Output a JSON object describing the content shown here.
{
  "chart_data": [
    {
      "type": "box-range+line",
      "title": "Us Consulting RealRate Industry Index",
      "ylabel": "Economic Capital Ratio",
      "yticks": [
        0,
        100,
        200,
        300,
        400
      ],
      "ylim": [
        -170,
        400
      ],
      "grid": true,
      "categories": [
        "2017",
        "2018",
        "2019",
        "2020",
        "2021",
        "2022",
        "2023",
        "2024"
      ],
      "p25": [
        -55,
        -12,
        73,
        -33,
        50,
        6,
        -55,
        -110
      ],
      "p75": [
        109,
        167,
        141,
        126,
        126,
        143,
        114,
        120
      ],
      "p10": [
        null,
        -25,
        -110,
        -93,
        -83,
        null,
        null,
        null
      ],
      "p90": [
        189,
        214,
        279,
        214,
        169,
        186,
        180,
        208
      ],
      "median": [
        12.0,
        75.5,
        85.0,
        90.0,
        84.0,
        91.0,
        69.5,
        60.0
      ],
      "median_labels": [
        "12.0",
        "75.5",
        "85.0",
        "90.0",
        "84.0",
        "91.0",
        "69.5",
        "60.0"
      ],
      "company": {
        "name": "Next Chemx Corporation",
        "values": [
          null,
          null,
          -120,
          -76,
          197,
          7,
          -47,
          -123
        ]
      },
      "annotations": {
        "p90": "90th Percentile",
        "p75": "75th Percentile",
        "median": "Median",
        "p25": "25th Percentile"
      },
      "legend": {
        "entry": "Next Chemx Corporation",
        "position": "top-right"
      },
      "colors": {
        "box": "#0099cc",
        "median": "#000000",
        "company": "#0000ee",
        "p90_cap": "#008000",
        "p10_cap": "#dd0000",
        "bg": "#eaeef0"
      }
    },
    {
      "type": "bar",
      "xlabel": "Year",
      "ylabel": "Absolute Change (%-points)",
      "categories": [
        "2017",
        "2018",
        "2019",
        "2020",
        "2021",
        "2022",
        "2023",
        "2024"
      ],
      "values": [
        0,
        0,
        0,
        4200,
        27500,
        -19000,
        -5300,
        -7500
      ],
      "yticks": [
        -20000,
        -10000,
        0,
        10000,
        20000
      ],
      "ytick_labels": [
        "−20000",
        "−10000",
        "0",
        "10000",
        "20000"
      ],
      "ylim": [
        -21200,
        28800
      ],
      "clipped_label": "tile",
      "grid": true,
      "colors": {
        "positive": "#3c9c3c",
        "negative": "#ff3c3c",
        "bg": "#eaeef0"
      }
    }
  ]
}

━━━━━━━━

**The problem:** Copy out every line in the entries above that holds "ylabel".

**Complete output:**
      "ylabel": "Economic Capital Ratio",
      "ylabel": "Absolute Change (%-points)",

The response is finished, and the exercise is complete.